> **What needs to be done**
Search the data for the string "xlabel" and gather each line it is in.

> **Recorded data**
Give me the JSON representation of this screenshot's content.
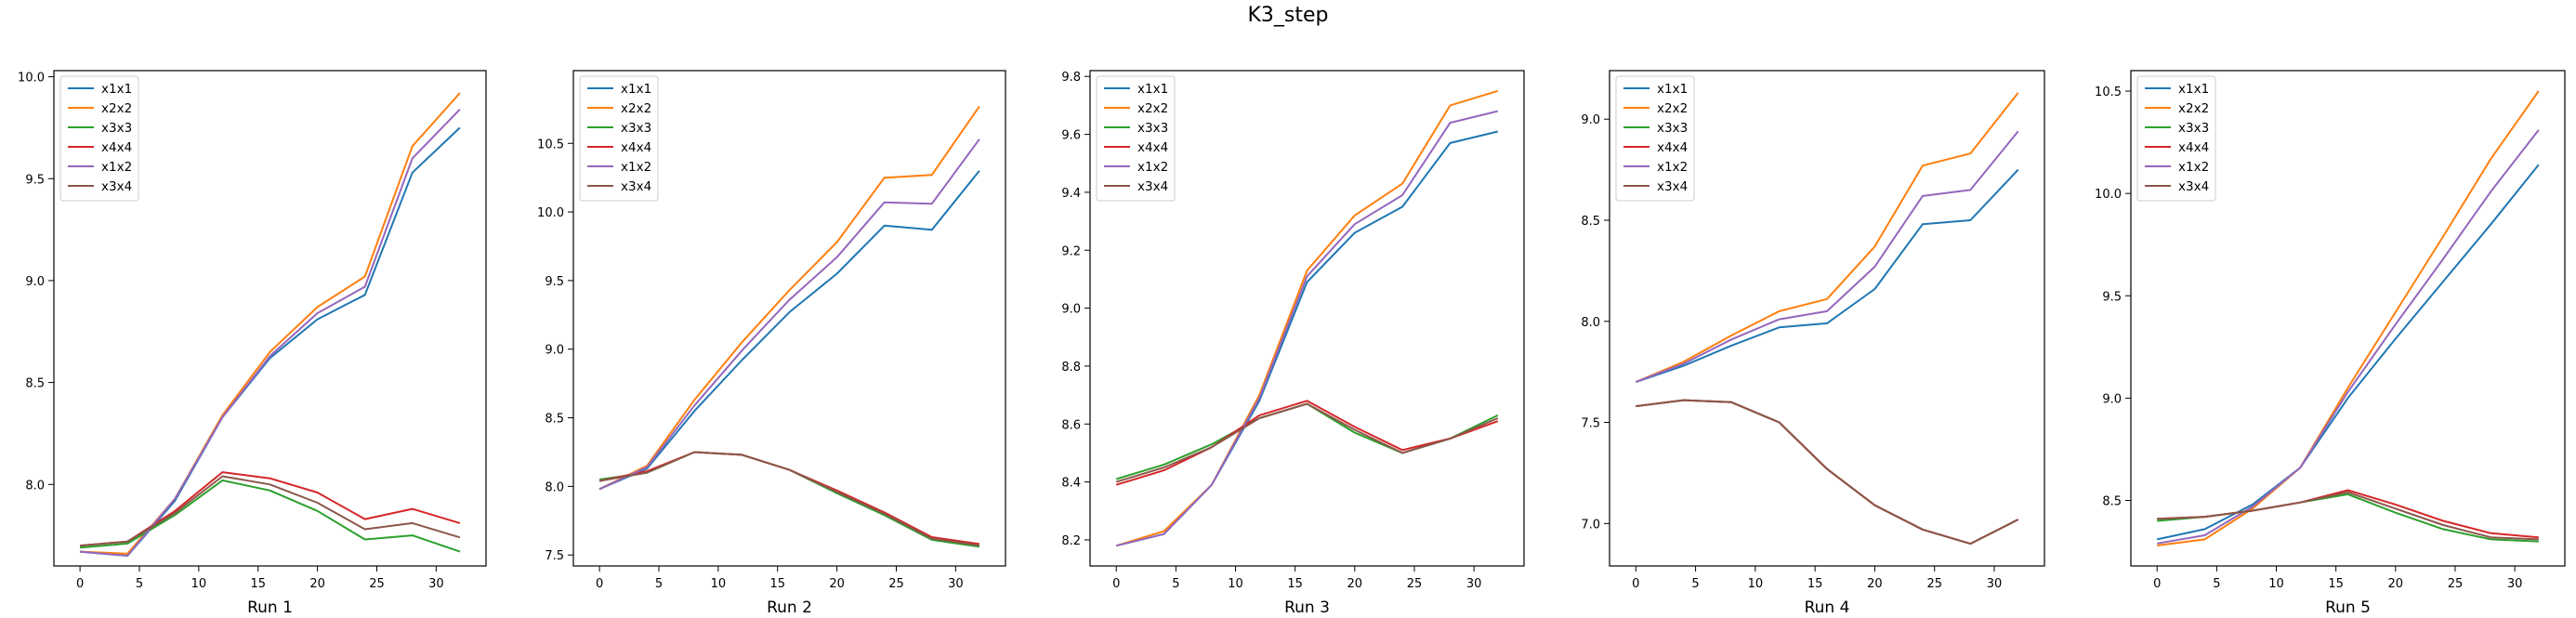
{
  "title": "K3_step",
  "colors": {
    "x1x1": "#1f77b4",
    "x2x2": "#ff7f0e",
    "x3x3": "#2ca02c",
    "x4x4": "#d62728",
    "x1x2": "#9467bd",
    "x3x4": "#8c564b"
  },
  "chart_data": [
    {
      "type": "line",
      "xlabel": "Run 1",
      "ylabel": "",
      "legend": "top-left",
      "grid": false,
      "x": [
        0,
        4,
        8,
        12,
        16,
        20,
        24,
        28,
        32
      ],
      "xticks": [
        0,
        5,
        10,
        15,
        20,
        25,
        30
      ],
      "yticks": [
        8.0,
        8.5,
        9.0,
        9.5,
        10.0
      ],
      "ytick_labels": [
        "8.0",
        "8.5",
        "9.0",
        "9.5",
        "10.0"
      ],
      "xlim": [
        -2.2,
        34.2
      ],
      "ylim": [
        7.6,
        10.03
      ],
      "series": [
        {
          "name": "x1x1",
          "values": [
            7.67,
            7.65,
            7.92,
            8.33,
            8.62,
            8.81,
            8.93,
            9.53,
            9.75
          ]
        },
        {
          "name": "x2x2",
          "values": [
            7.67,
            7.66,
            7.93,
            8.34,
            8.65,
            8.87,
            9.02,
            9.66,
            9.92
          ]
        },
        {
          "name": "x3x3",
          "values": [
            7.69,
            7.71,
            7.85,
            8.02,
            7.97,
            7.87,
            7.73,
            7.75,
            7.67
          ]
        },
        {
          "name": "x4x4",
          "values": [
            7.7,
            7.72,
            7.87,
            8.06,
            8.03,
            7.96,
            7.83,
            7.88,
            7.81
          ]
        },
        {
          "name": "x1x2",
          "values": [
            7.67,
            7.65,
            7.93,
            8.33,
            8.63,
            8.84,
            8.97,
            9.6,
            9.84
          ]
        },
        {
          "name": "x3x4",
          "values": [
            7.7,
            7.72,
            7.86,
            8.04,
            8.0,
            7.91,
            7.78,
            7.81,
            7.74
          ]
        }
      ]
    },
    {
      "type": "line",
      "xlabel": "Run 2",
      "ylabel": "",
      "legend": "top-left",
      "grid": false,
      "x": [
        0,
        4,
        8,
        12,
        16,
        20,
        24,
        28,
        32
      ],
      "xticks": [
        0,
        5,
        10,
        15,
        20,
        25,
        30
      ],
      "yticks": [
        7.5,
        8.0,
        8.5,
        9.0,
        9.5,
        10.0,
        10.5
      ],
      "ytick_labels": [
        "7.5",
        "8.0",
        "8.5",
        "9.0",
        "9.5",
        "10.0",
        "10.5"
      ],
      "xlim": [
        -2.2,
        34.2
      ],
      "ylim": [
        7.42,
        11.03
      ],
      "series": [
        {
          "name": "x1x1",
          "values": [
            7.98,
            8.13,
            8.55,
            8.92,
            9.27,
            9.55,
            9.9,
            9.87,
            10.3
          ]
        },
        {
          "name": "x2x2",
          "values": [
            7.98,
            8.15,
            8.63,
            9.05,
            9.43,
            9.78,
            10.25,
            10.27,
            10.77
          ]
        },
        {
          "name": "x3x3",
          "values": [
            8.05,
            8.1,
            8.25,
            8.23,
            8.12,
            7.95,
            7.79,
            7.61,
            7.56
          ]
        },
        {
          "name": "x4x4",
          "values": [
            8.04,
            8.11,
            8.25,
            8.23,
            8.12,
            7.97,
            7.81,
            7.63,
            7.58
          ]
        },
        {
          "name": "x1x2",
          "values": [
            7.98,
            8.14,
            8.59,
            8.99,
            9.36,
            9.67,
            10.07,
            10.06,
            10.53
          ]
        },
        {
          "name": "x3x4",
          "values": [
            8.04,
            8.1,
            8.25,
            8.23,
            8.12,
            7.96,
            7.8,
            7.62,
            7.57
          ]
        }
      ]
    },
    {
      "type": "line",
      "xlabel": "Run 3",
      "ylabel": "",
      "legend": "top-left",
      "grid": false,
      "x": [
        0,
        4,
        8,
        12,
        16,
        20,
        24,
        28,
        32
      ],
      "xticks": [
        0,
        5,
        10,
        15,
        20,
        25,
        30
      ],
      "yticks": [
        8.2,
        8.4,
        8.6,
        8.8,
        9.0,
        9.2,
        9.4,
        9.6,
        9.8
      ],
      "ytick_labels": [
        "8.2",
        "8.4",
        "8.6",
        "8.8",
        "9.0",
        "9.2",
        "9.4",
        "9.6",
        "9.8"
      ],
      "xlim": [
        -2.2,
        34.2
      ],
      "ylim": [
        8.11,
        9.82
      ],
      "series": [
        {
          "name": "x1x1",
          "values": [
            8.18,
            8.22,
            8.39,
            8.68,
            9.09,
            9.26,
            9.35,
            9.57,
            9.61
          ]
        },
        {
          "name": "x2x2",
          "values": [
            8.18,
            8.23,
            8.39,
            8.7,
            9.13,
            9.32,
            9.43,
            9.7,
            9.75
          ]
        },
        {
          "name": "x3x3",
          "values": [
            8.41,
            8.46,
            8.53,
            8.62,
            8.67,
            8.57,
            8.5,
            8.55,
            8.63
          ]
        },
        {
          "name": "x4x4",
          "values": [
            8.39,
            8.44,
            8.52,
            8.63,
            8.68,
            8.59,
            8.51,
            8.55,
            8.61
          ]
        },
        {
          "name": "x1x2",
          "values": [
            8.18,
            8.22,
            8.39,
            8.69,
            9.11,
            9.29,
            9.39,
            9.64,
            9.68
          ]
        },
        {
          "name": "x3x4",
          "values": [
            8.4,
            8.45,
            8.52,
            8.62,
            8.67,
            8.58,
            8.5,
            8.55,
            8.62
          ]
        }
      ]
    },
    {
      "type": "line",
      "xlabel": "Run 4",
      "ylabel": "",
      "legend": "top-left",
      "grid": false,
      "x": [
        0,
        4,
        8,
        12,
        16,
        20,
        24,
        28,
        32
      ],
      "xticks": [
        0,
        5,
        10,
        15,
        20,
        25,
        30
      ],
      "yticks": [
        7.0,
        7.5,
        8.0,
        8.5,
        9.0
      ],
      "ytick_labels": [
        "7.0",
        "7.5",
        "8.0",
        "8.5",
        "9.0"
      ],
      "xlim": [
        -2.2,
        34.2
      ],
      "ylim": [
        6.79,
        9.24
      ],
      "series": [
        {
          "name": "x1x1",
          "values": [
            7.7,
            7.78,
            7.88,
            7.97,
            7.99,
            8.16,
            8.48,
            8.5,
            8.75
          ]
        },
        {
          "name": "x2x2",
          "values": [
            7.7,
            7.8,
            7.93,
            8.05,
            8.11,
            8.37,
            8.77,
            8.83,
            9.13
          ]
        },
        {
          "name": "x3x3",
          "values": [
            7.58,
            7.61,
            7.6,
            7.5,
            7.27,
            7.09,
            6.97,
            6.9,
            7.02
          ]
        },
        {
          "name": "x4x4",
          "values": [
            7.58,
            7.61,
            7.6,
            7.5,
            7.27,
            7.09,
            6.97,
            6.9,
            7.02
          ]
        },
        {
          "name": "x1x2",
          "values": [
            7.7,
            7.79,
            7.91,
            8.01,
            8.05,
            8.27,
            8.62,
            8.65,
            8.94
          ]
        },
        {
          "name": "x3x4",
          "values": [
            7.58,
            7.61,
            7.6,
            7.5,
            7.27,
            7.09,
            6.97,
            6.9,
            7.02
          ]
        }
      ]
    },
    {
      "type": "line",
      "xlabel": "Run 5",
      "ylabel": "",
      "legend": "top-left",
      "grid": false,
      "x": [
        0,
        4,
        8,
        12,
        16,
        20,
        24,
        28,
        32
      ],
      "xticks": [
        0,
        5,
        10,
        15,
        20,
        25,
        30
      ],
      "yticks": [
        8.5,
        9.0,
        9.5,
        10.0,
        10.5
      ],
      "ytick_labels": [
        "8.5",
        "9.0",
        "9.5",
        "10.0",
        "10.5"
      ],
      "xlim": [
        -2.2,
        34.2
      ],
      "ylim": [
        8.18,
        10.6
      ],
      "series": [
        {
          "name": "x1x1",
          "values": [
            8.31,
            8.36,
            8.48,
            8.66,
            9.0,
            9.29,
            9.57,
            9.85,
            10.14
          ]
        },
        {
          "name": "x2x2",
          "values": [
            8.28,
            8.31,
            8.46,
            8.66,
            9.05,
            9.42,
            9.79,
            10.17,
            10.5
          ]
        },
        {
          "name": "x3x3",
          "values": [
            8.4,
            8.42,
            8.45,
            8.49,
            8.53,
            8.44,
            8.36,
            8.31,
            8.3
          ]
        },
        {
          "name": "x4x4",
          "values": [
            8.41,
            8.42,
            8.45,
            8.49,
            8.55,
            8.48,
            8.4,
            8.34,
            8.32
          ]
        },
        {
          "name": "x1x2",
          "values": [
            8.29,
            8.33,
            8.47,
            8.66,
            9.03,
            9.36,
            9.68,
            10.01,
            10.31
          ]
        },
        {
          "name": "x3x4",
          "values": [
            8.41,
            8.42,
            8.45,
            8.49,
            8.54,
            8.46,
            8.38,
            8.32,
            8.31
          ]
        }
      ]
    }
  ]
}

> **Correct response**
      "xlabel": "Run 1",
      "xlabel": "Run 2",
      "xlabel": "Run 3",
      "xlabel": "Run 4",
      "xlabel": "Run 5",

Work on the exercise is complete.